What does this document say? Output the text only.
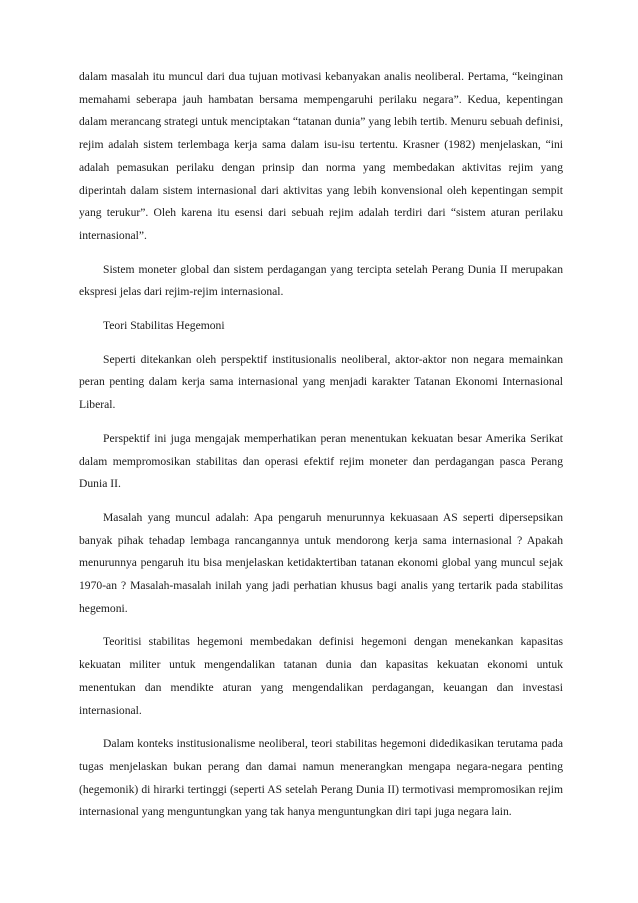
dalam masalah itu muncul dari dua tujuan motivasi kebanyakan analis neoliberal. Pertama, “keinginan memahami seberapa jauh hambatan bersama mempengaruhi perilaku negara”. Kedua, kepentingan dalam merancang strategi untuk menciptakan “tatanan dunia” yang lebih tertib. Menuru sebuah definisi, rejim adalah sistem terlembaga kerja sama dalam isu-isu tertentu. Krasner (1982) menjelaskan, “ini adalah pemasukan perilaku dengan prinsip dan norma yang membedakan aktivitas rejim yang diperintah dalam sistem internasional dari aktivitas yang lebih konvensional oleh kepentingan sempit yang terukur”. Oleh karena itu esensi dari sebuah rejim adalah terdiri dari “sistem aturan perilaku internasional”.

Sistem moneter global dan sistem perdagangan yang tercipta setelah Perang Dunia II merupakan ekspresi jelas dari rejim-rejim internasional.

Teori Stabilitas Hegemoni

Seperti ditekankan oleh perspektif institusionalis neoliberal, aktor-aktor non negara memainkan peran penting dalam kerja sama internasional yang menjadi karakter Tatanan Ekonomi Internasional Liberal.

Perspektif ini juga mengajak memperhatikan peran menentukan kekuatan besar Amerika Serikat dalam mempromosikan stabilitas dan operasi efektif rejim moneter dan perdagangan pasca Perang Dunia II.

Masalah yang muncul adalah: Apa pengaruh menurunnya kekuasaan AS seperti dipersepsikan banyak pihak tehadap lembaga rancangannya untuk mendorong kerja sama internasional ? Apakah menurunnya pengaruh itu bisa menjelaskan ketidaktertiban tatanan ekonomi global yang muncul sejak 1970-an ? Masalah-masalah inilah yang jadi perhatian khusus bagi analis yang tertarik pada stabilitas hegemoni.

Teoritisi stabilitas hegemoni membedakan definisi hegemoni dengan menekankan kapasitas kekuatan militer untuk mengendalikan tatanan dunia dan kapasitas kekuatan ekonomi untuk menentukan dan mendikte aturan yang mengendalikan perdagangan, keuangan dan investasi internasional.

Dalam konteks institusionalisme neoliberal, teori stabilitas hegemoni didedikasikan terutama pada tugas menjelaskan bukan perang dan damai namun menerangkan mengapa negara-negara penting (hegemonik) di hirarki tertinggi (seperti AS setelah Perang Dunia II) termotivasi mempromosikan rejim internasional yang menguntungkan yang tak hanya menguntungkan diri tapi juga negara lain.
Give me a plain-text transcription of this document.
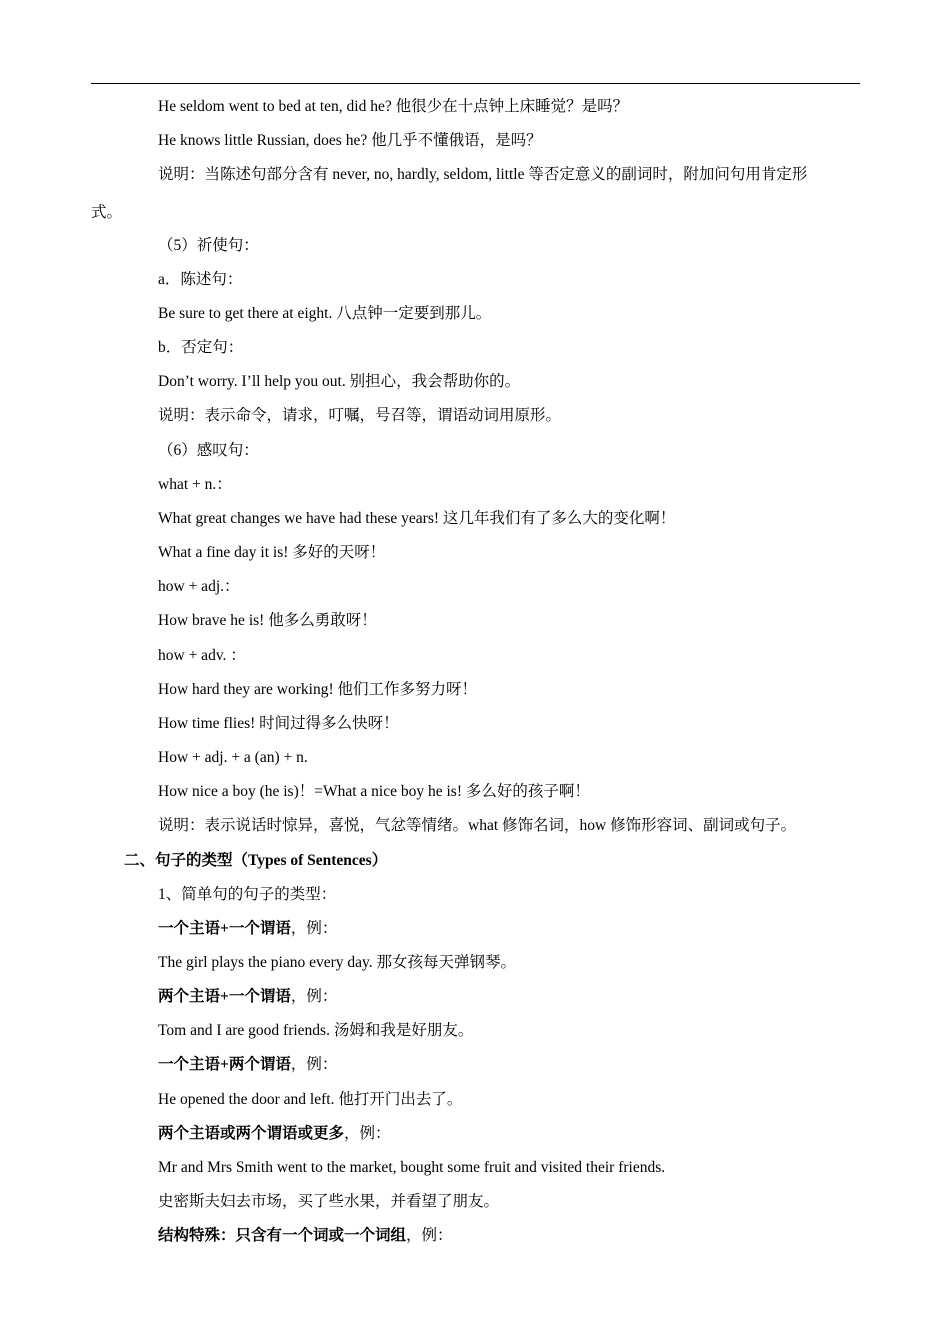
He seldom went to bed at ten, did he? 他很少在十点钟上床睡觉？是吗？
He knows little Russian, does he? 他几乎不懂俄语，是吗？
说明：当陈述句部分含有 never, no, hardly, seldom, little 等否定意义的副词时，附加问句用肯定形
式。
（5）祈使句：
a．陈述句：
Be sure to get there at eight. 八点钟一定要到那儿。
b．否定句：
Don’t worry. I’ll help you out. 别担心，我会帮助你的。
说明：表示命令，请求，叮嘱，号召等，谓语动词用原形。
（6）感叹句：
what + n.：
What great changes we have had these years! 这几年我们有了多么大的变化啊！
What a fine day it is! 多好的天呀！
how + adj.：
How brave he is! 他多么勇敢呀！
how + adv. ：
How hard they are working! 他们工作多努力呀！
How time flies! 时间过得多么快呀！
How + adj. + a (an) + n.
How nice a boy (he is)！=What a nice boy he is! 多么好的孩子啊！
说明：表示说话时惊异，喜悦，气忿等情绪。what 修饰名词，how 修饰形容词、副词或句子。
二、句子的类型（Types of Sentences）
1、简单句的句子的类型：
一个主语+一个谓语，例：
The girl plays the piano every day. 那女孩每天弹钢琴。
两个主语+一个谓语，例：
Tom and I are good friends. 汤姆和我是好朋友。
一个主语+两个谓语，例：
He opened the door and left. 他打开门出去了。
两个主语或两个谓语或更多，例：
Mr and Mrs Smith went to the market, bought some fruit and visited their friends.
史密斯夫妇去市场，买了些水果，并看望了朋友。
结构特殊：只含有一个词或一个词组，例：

==========

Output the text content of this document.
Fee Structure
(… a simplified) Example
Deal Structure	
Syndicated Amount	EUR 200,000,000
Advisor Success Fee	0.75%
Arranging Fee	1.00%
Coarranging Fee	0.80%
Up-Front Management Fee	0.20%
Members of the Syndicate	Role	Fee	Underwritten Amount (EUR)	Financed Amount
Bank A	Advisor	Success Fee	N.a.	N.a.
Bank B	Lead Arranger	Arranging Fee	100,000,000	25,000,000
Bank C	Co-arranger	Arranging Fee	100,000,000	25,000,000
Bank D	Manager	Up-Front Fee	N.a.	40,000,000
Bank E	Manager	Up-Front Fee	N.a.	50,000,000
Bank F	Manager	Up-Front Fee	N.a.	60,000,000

==========

Locate each line with the word "Front" and copy it.

Up-Front Management Fee	0.20%
Bank D	Manager	Up-Front Fee	N.a.	40,000,000
Bank E	Manager	Up-Front Fee	N.a.	50,000,000
Bank F	Manager	Up-Front Fee	N.a.	60,000,000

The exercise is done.